%%
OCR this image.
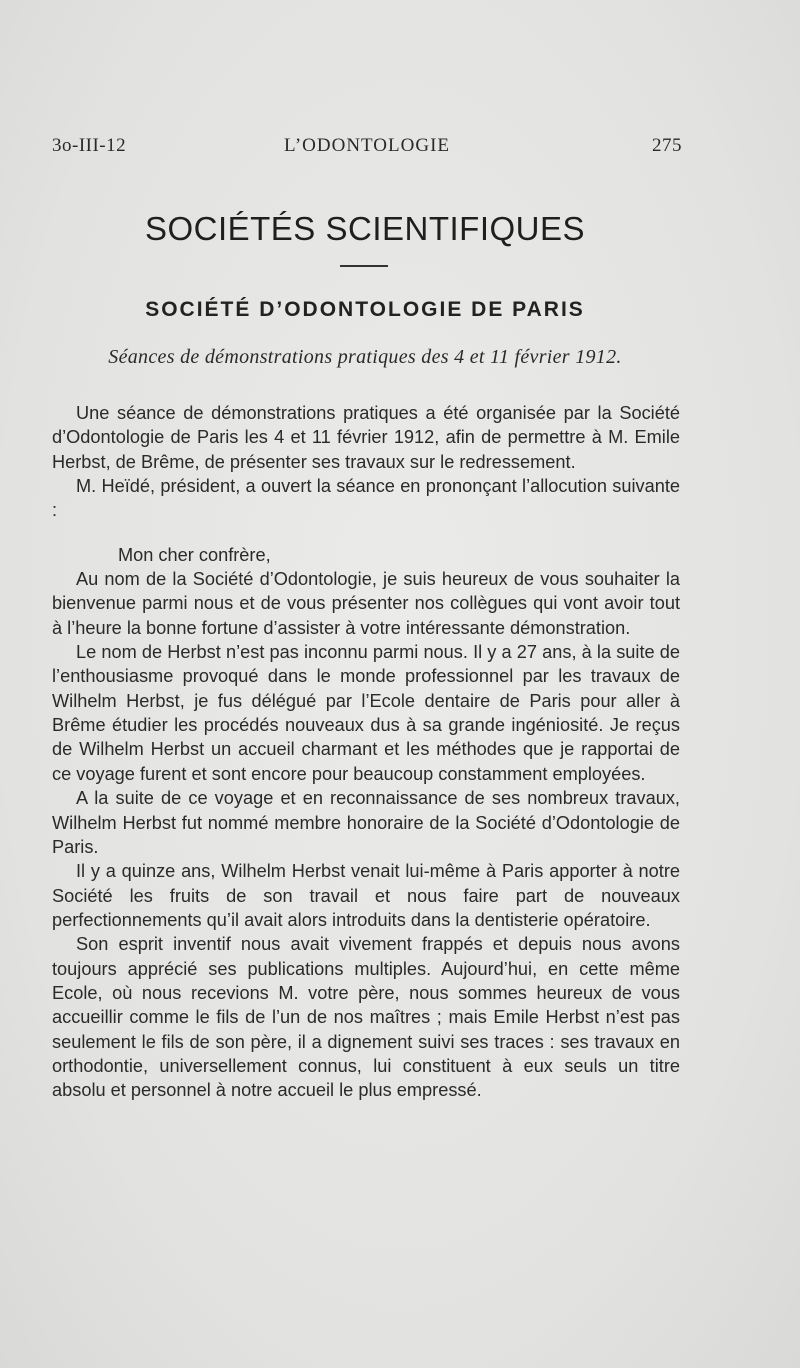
3o-III-12	L’ODONTOLOGIE	275
SOCIÉTÉS SCIENTIFIQUES
SOCIÉTÉ D’ODONTOLOGIE DE PARIS
Séances de démonstrations pratiques des 4 et 11 février 1912.

Une séance de démonstrations pratiques a été organisée par la Société d’Odontologie de Paris les 4 et 11 février 1912, afin de permettre à M. Emile Herbst, de Brême, de présenter ses travaux sur le redressement.

M. Heïdé, président, a ouvert la séance en prononçant l’allocution suivante :

Mon cher confrère,

Au nom de la Société d’Odontologie, je suis heureux de vous souhaiter la bienvenue parmi nous et de vous présenter nos collègues qui vont avoir tout à l’heure la bonne fortune d’assister à votre intéressante démonstration.

Le nom de Herbst n’est pas inconnu parmi nous. Il y a 27 ans, à la suite de l’enthousiasme provoqué dans le monde professionnel par les travaux de Wilhelm Herbst, je fus délégué par l’Ecole dentaire de Paris pour aller à Brême étudier les procédés nouveaux dus à sa grande ingéniosité. Je reçus de Wilhelm Herbst un accueil charmant et les méthodes que je rapportai de ce voyage furent et sont encore pour beaucoup constamment employées.

A la suite de ce voyage et en reconnaissance de ses nombreux travaux, Wilhelm Herbst fut nommé membre honoraire de la Société d’Odontologie de Paris.

Il y a quinze ans, Wilhelm Herbst venait lui-même à Paris apporter à notre Société les fruits de son travail et nous faire part de nouveaux perfectionnements qu’il avait alors introduits dans la dentisterie opératoire.

Son esprit inventif nous avait vivement frappés et depuis nous avons toujours apprécié ses publications multiples. Aujourd’hui, en cette même Ecole, où nous recevions M. votre père, nous sommes heureux de vous accueillir comme le fils de l’un de nos maîtres ; mais Emile Herbst n’est pas seulement le fils de son père, il a dignement suivi ses traces : ses travaux en orthodontie, universellement connus, lui constituent à eux seuls un titre absolu et personnel à notre accueil le plus empressé.
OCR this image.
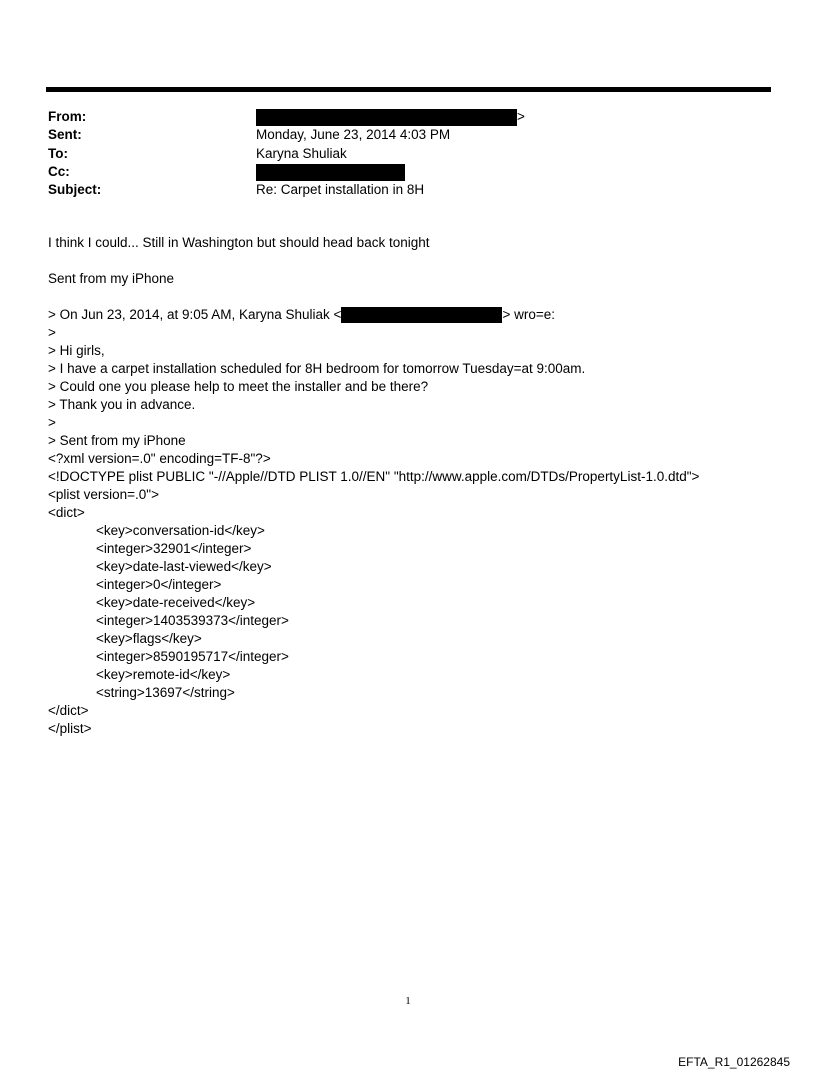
From:	>
Sent:	Monday, June 23, 2014 4:03 PM
To:	Karyna Shuliak
Cc:
Subject:	Re: Carpet installation in 8H
I think I could... Still in Washington but should head back tonight
Sent from my iPhone
> On Jun 23, 2014, at 9:05 AM, Karyna Shuliak <	> wro=e:
>
> Hi girls,
> I have a carpet installation scheduled for 8H bedroom for tomorrow Tuesday=at 9:00am.
> Could one you please help to meet the installer and be there?
> Thank you in advance.
>
> Sent from my iPhone
<?xml version=.0" encoding=TF-8"?>
<!DOCTYPE plist PUBLIC "-//Apple//DTD PLIST 1.0//EN" "http://www.apple.com/DTDs/PropertyList-1.0.dtd">
<plist version=.0">
<dict>
<key>conversation-id</key>
<integer>32901</integer>
<key>date-last-viewed</key>
<integer>0</integer>
<key>date-received</key>
<integer>1403539373</integer>
<key>flags</key>
<integer>8590195717</integer>
<key>remote-id</key>
<string>13697</string>
</dict>
</plist>
1
EFTA_R1_01262845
%%
Task brief ▸ Leave the pictures out and reproduce each record exactly as written.

Finished task ▸
OCR this image.
3o-III-12	L’ODONTOLOGIE	275
SOCIÉTÉS SCIENTIFIQUES
SOCIÉTÉ D’ODONTOLOGIE DE PARIS
Séances de démonstrations pratiques des 4 et 11 février 1912.

Une séance de démonstrations pratiques a été organisée par la Société d’Odontologie de Paris les 4 et 11 février 1912, afin de permettre à M. Emile Herbst, de Brême, de présenter ses travaux sur le redressement.

M. Heïdé, président, a ouvert la séance en prononçant l’allocution suivante :

Mon cher confrère,

Au nom de la Société d’Odontologie, je suis heureux de vous souhaiter la bienvenue parmi nous et de vous présenter nos collègues qui vont avoir tout à l’heure la bonne fortune d’assister à votre intéressante démonstration.

Le nom de Herbst n’est pas inconnu parmi nous. Il y a 27 ans, à la suite de l’enthousiasme provoqué dans le monde professionnel par les travaux de Wilhelm Herbst, je fus délégué par l’Ecole dentaire de Paris pour aller à Brême étudier les procédés nouveaux dus à sa grande ingéniosité. Je reçus de Wilhelm Herbst un accueil charmant et les méthodes que je rapportai de ce voyage furent et sont encore pour beaucoup constamment employées.

A la suite de ce voyage et en reconnaissance de ses nombreux travaux, Wilhelm Herbst fut nommé membre honoraire de la Société d’Odontologie de Paris.

Il y a quinze ans, Wilhelm Herbst venait lui-même à Paris apporter à notre Société les fruits de son travail et nous faire part de nouveaux perfectionnements qu’il avait alors introduits dans la dentisterie opératoire.

Son esprit inventif nous avait vivement frappés et depuis nous avons toujours apprécié ses publications multiples. Aujourd’hui, en cette même Ecole, où nous recevions M. votre père, nous sommes heureux de vous accueillir comme le fils de l’un de nos maîtres ; mais Emile Herbst n’est pas seulement le fils de son père, il a dignement suivi ses traces : ses travaux en orthodontie, universellement connus, lui constituent à eux seuls un titre absolu et personnel à notre accueil le plus empressé.
OCR this image.
From:	>
Sent:	Monday, June 23, 2014 4:03 PM
To:	Karyna Shuliak
Cc:
Subject:	Re: Carpet installation in 8H
I think I could... Still in Washington but should head back tonight
Sent from my iPhone
> On Jun 23, 2014, at 9:05 AM, Karyna Shuliak <	> wro=e:
>
> Hi girls,
> I have a carpet installation scheduled for 8H bedroom for tomorrow Tuesday=at 9:00am.
> Could one you please help to meet the installer and be there?
> Thank you in advance.
>
> Sent from my iPhone
<?xml version=.0" encoding=TF-8"?>
<!DOCTYPE plist PUBLIC "-//Apple//DTD PLIST 1.0//EN" "http://www.apple.com/DTDs/PropertyList-1.0.dtd">
<plist version=.0">
<dict>
<key>conversation-id</key>
<integer>32901</integer>
<key>date-last-viewed</key>
<integer>0</integer>
<key>date-received</key>
<integer>1403539373</integer>
<key>flags</key>
<integer>8590195717</integer>
<key>remote-id</key>
<string>13697</string>
</dict>
</plist>
1
EFTA_R1_01262845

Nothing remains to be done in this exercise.